## [ASSIGNED TASK]
Could you copy every line of the data that contains "this"?
━━━━━ DATA RECORDS ━━━━━
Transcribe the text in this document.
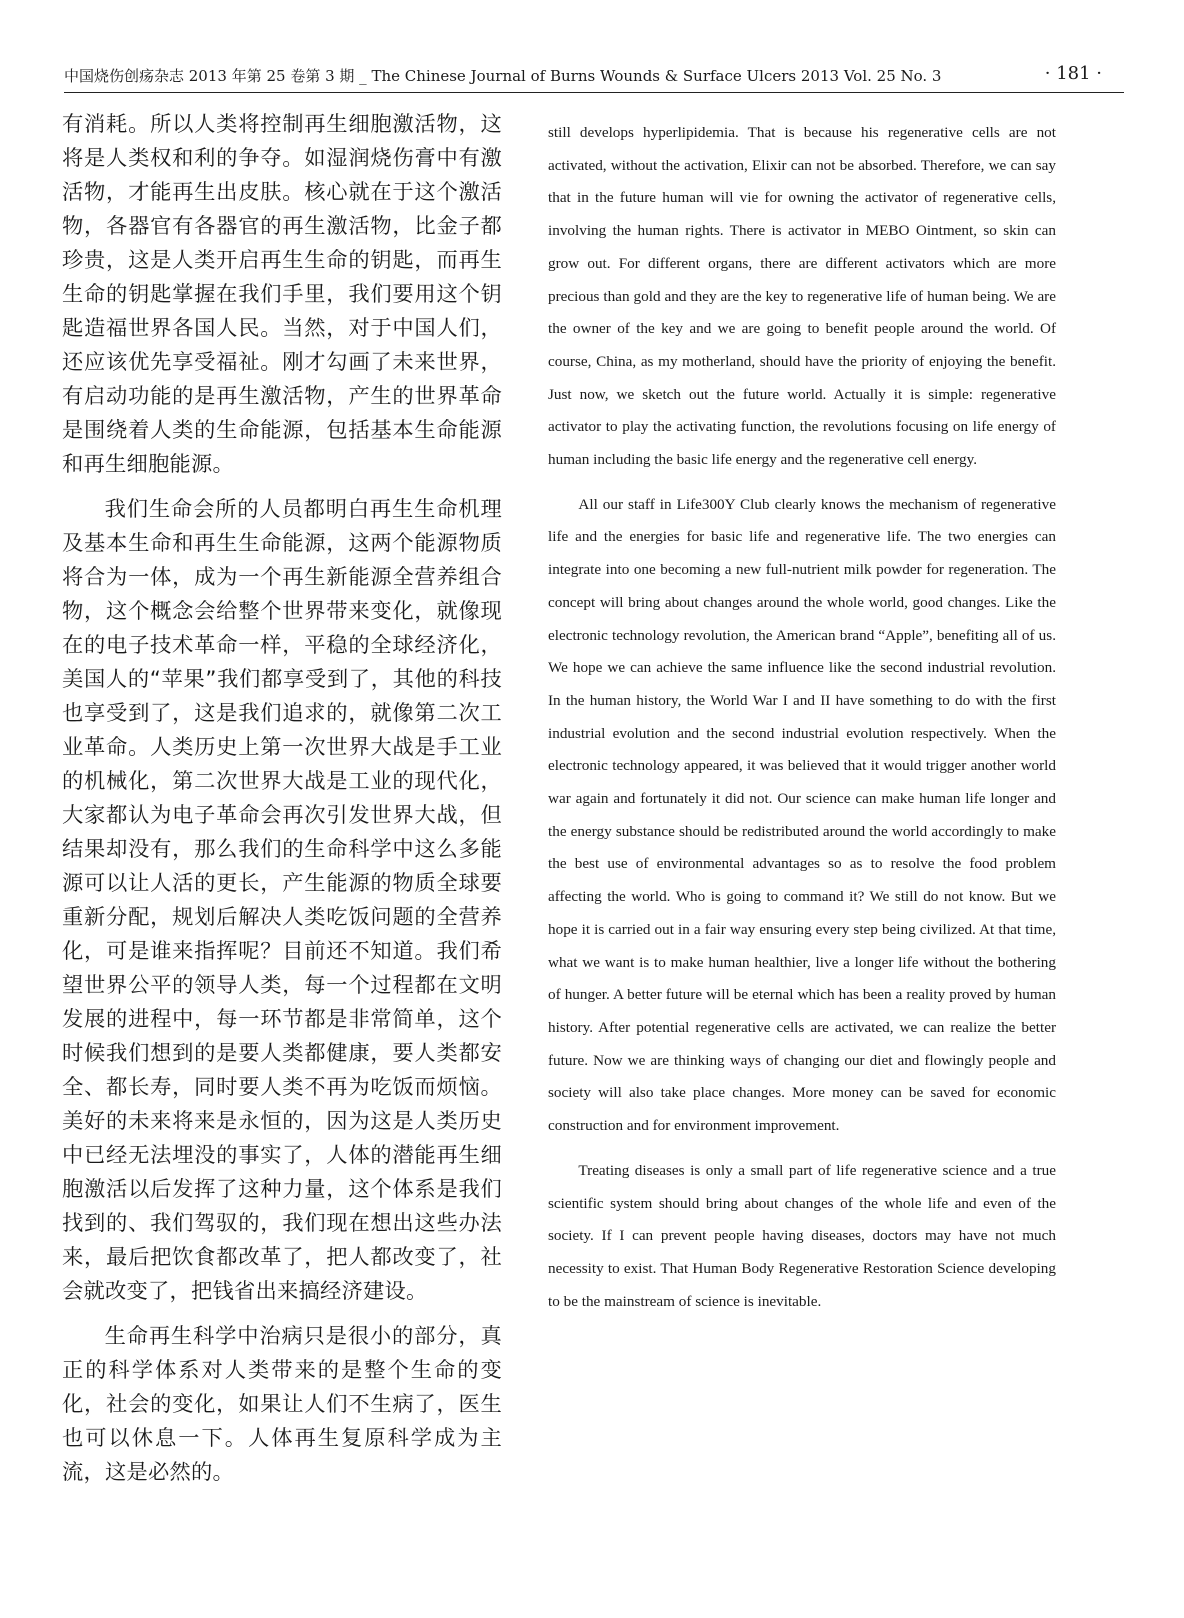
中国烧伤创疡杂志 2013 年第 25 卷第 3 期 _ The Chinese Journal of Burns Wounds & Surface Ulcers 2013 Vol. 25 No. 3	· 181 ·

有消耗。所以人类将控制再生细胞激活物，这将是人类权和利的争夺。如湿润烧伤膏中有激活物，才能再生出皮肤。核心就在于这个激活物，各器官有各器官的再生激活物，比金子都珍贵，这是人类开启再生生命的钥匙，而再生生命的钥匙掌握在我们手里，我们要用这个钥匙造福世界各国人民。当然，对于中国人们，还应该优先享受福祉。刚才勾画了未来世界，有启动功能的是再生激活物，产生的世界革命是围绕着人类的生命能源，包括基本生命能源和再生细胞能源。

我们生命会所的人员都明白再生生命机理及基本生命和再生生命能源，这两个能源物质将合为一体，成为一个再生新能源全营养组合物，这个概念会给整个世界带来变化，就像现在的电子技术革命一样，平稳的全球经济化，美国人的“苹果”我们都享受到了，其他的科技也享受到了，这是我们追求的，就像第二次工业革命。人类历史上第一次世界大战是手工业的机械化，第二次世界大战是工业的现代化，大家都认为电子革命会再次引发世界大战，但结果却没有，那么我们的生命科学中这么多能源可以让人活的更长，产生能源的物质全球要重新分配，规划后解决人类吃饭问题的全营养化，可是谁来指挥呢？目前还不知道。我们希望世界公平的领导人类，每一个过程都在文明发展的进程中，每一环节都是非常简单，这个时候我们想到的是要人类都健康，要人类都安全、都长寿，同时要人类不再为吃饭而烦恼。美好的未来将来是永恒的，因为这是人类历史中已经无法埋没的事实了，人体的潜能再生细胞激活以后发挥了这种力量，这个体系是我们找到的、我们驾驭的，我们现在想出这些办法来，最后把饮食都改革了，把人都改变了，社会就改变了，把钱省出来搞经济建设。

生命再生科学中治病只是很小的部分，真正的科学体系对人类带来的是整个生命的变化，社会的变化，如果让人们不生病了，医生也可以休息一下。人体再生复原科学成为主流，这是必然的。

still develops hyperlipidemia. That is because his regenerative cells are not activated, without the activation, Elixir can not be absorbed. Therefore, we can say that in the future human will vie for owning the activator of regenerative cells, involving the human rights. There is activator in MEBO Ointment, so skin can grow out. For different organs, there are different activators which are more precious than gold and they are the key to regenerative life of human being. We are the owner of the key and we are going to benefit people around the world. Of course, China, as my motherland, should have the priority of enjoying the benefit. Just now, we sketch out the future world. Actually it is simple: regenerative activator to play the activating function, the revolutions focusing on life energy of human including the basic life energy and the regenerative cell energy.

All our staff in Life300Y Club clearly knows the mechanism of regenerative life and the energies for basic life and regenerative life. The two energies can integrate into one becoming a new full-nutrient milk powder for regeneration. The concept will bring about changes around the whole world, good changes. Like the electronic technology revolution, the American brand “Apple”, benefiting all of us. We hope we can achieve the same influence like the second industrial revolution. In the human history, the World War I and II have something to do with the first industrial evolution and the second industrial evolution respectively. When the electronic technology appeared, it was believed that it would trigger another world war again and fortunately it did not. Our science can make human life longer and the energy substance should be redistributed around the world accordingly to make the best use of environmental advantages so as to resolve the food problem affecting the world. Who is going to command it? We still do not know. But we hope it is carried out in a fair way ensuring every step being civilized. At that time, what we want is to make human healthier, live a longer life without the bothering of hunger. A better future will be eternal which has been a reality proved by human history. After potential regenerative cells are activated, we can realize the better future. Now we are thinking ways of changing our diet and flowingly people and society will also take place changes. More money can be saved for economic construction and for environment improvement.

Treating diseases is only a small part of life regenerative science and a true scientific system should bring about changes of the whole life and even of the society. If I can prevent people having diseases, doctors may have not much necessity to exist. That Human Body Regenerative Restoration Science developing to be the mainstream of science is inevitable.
━━━━━
━━━━━ DATA RECORDS ━━━━━
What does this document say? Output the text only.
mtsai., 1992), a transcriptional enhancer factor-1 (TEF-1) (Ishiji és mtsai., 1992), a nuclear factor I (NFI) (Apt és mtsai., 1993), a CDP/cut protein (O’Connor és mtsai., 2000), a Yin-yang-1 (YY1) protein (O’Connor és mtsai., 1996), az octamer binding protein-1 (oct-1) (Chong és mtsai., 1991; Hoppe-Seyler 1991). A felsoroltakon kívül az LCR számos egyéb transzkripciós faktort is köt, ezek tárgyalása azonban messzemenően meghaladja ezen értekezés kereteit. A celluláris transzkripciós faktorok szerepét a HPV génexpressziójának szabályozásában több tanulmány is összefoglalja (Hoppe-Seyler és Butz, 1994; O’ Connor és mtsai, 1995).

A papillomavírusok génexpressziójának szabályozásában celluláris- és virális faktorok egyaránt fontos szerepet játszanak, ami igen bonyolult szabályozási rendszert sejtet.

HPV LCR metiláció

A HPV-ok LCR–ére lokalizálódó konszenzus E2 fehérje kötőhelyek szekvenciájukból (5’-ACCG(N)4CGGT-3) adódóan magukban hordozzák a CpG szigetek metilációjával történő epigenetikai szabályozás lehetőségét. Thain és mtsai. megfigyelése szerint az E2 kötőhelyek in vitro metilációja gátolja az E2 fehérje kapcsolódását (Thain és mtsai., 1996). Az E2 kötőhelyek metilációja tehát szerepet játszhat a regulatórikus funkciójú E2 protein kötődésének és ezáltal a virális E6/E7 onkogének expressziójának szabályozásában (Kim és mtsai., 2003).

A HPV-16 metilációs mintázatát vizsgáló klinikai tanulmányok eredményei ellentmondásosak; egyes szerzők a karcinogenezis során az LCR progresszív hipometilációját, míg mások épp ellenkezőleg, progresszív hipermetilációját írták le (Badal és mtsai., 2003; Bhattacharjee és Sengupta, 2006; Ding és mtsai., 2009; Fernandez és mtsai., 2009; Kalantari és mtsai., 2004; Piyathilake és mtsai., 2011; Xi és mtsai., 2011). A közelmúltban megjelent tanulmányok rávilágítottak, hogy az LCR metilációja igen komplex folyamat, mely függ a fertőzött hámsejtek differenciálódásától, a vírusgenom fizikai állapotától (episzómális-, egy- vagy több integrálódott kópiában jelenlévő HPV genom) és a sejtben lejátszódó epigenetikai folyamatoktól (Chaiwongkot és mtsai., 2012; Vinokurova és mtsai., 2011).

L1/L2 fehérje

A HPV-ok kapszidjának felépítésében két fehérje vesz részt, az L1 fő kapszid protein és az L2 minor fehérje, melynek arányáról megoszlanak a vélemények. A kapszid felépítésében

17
━━━━━
## [REPLY]
Transcribe the text in this document.
What does this document say? Output the text only.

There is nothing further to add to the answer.